Aim of the exercise:
With the pictures left out, copy the listing below exactly.

Exercise inputs:
::::::::::

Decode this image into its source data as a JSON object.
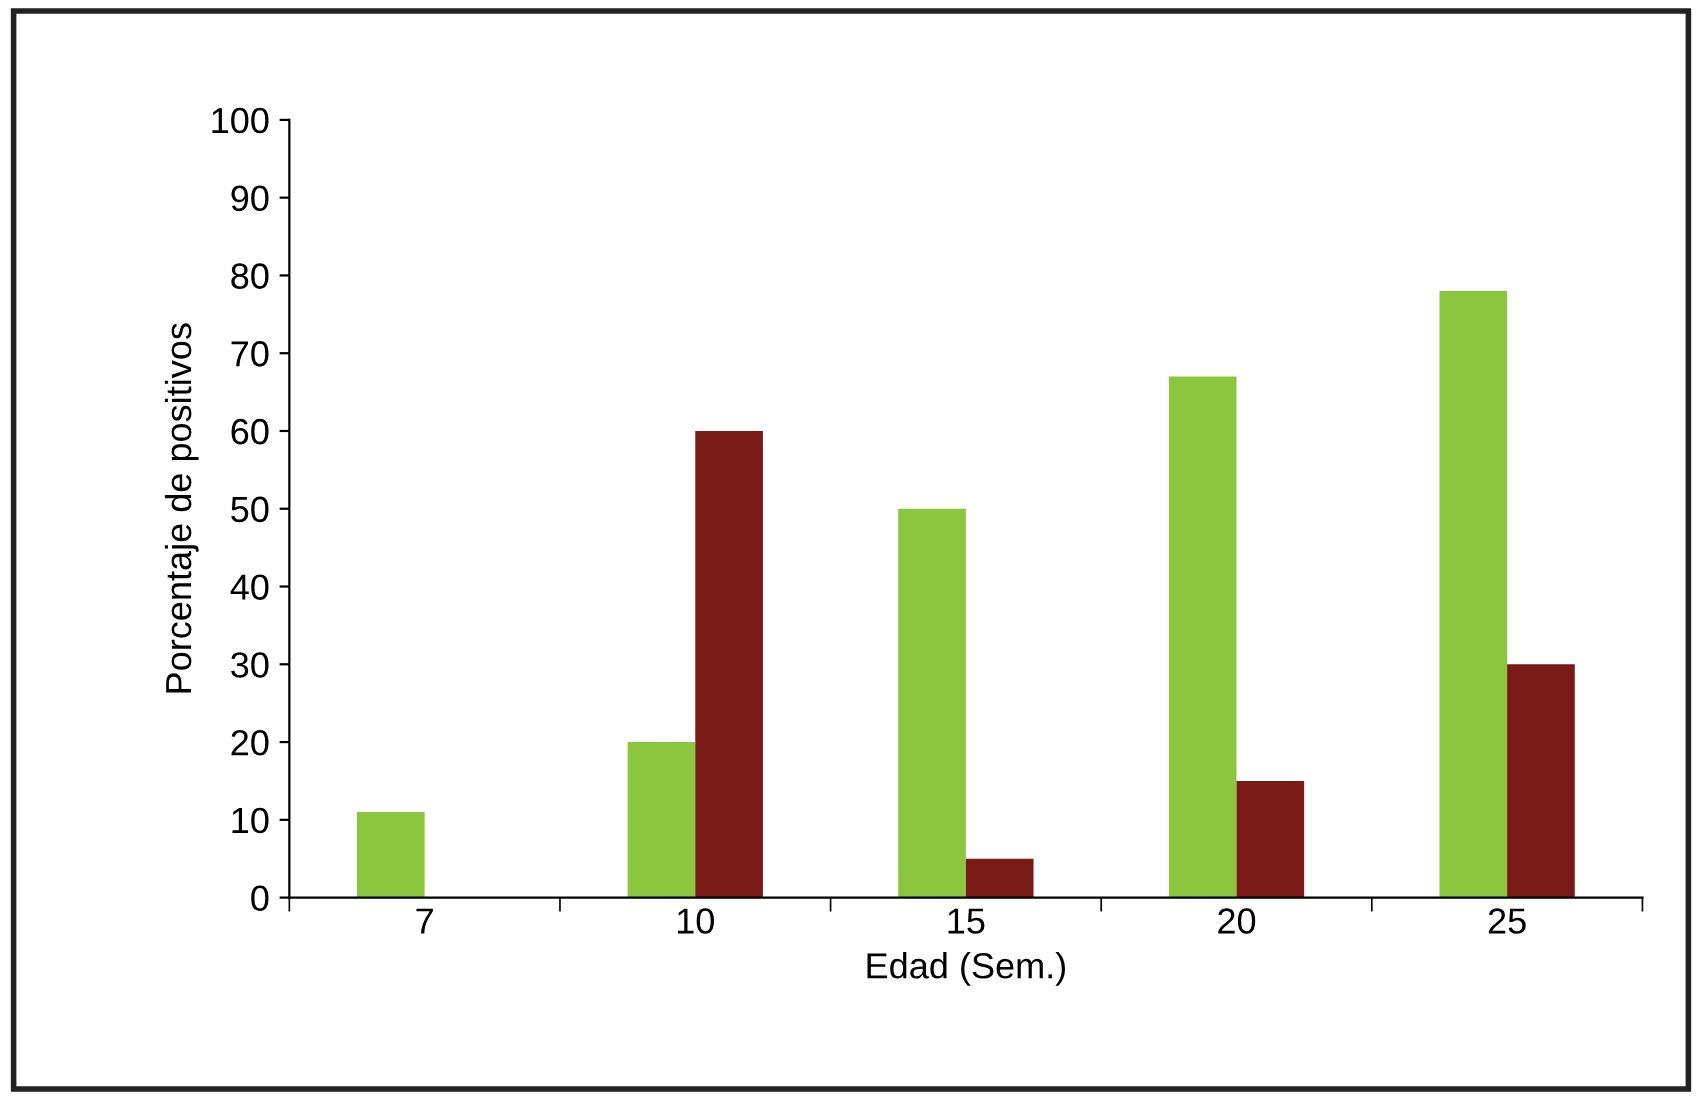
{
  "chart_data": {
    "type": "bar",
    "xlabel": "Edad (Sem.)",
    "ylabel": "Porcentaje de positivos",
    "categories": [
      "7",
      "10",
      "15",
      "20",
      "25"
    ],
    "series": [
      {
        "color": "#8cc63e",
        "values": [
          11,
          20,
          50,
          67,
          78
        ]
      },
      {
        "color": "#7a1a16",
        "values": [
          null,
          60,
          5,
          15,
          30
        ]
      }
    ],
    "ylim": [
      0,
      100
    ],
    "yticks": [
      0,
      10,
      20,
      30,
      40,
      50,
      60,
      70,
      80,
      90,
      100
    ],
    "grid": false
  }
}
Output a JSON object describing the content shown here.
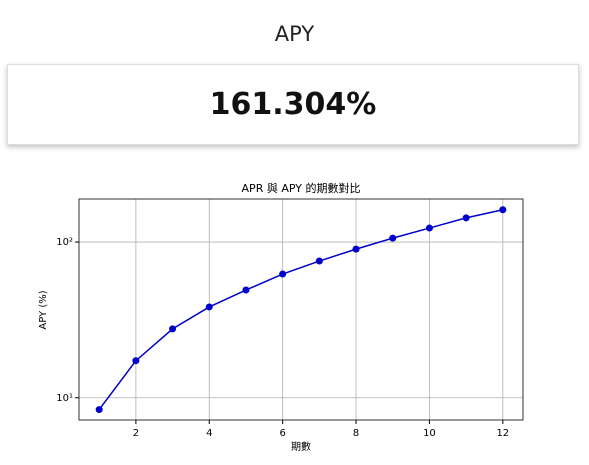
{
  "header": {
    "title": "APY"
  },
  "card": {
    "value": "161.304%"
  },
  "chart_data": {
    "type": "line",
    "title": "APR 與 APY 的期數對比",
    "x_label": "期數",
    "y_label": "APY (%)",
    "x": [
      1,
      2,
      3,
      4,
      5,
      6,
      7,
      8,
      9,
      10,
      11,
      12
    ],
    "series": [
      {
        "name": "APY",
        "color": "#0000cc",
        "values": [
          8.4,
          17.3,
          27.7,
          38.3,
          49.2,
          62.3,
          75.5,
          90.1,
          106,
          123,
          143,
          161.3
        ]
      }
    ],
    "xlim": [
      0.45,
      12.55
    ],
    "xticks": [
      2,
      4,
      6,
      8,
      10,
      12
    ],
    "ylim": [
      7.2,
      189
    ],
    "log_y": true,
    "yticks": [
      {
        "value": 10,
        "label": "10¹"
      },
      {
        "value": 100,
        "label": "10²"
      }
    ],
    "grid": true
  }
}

::::::::::

Problem solution:
Decode this image into its source data as a JSON object.
{
  "chart_data": {
    "type": "bar",
    "xlabel": "Edad (Sem.)",
    "ylabel": "Porcentaje de positivos",
    "categories": [
      "7",
      "10",
      "15",
      "20",
      "25"
    ],
    "series": [
      {
        "color": "#8cc63e",
        "values": [
          11,
          20,
          50,
          67,
          78
        ]
      },
      {
        "color": "#7a1a16",
        "values": [
          null,
          60,
          5,
          15,
          30
        ]
      }
    ],
    "ylim": [
      0,
      100
    ],
    "yticks": [
      0,
      10,
      20,
      30,
      40,
      50,
      60,
      70,
      80,
      90,
      100
    ],
    "grid": false
  }
}
Output a JSON object describing the content shown here.
{
  "header": {
    "title": "APY"
  },
  "card": {
    "value": "161.304%"
  },
  "chart_data": {
    "type": "line",
    "title": "APR 與 APY 的期數對比",
    "x_label": "期數",
    "y_label": "APY (%)",
    "x": [
      1,
      2,
      3,
      4,
      5,
      6,
      7,
      8,
      9,
      10,
      11,
      12
    ],
    "series": [
      {
        "name": "APY",
        "color": "#0000cc",
        "values": [
          8.4,
          17.3,
          27.7,
          38.3,
          49.2,
          62.3,
          75.5,
          90.1,
          106,
          123,
          143,
          161.3
        ]
      }
    ],
    "xlim": [
      0.45,
      12.55
    ],
    "xticks": [
      2,
      4,
      6,
      8,
      10,
      12
    ],
    "ylim": [
      7.2,
      189
    ],
    "log_y": true,
    "yticks": [
      {
        "value": 10,
        "label": "10¹"
      },
      {
        "value": 100,
        "label": "10²"
      }
    ],
    "grid": true
  }
}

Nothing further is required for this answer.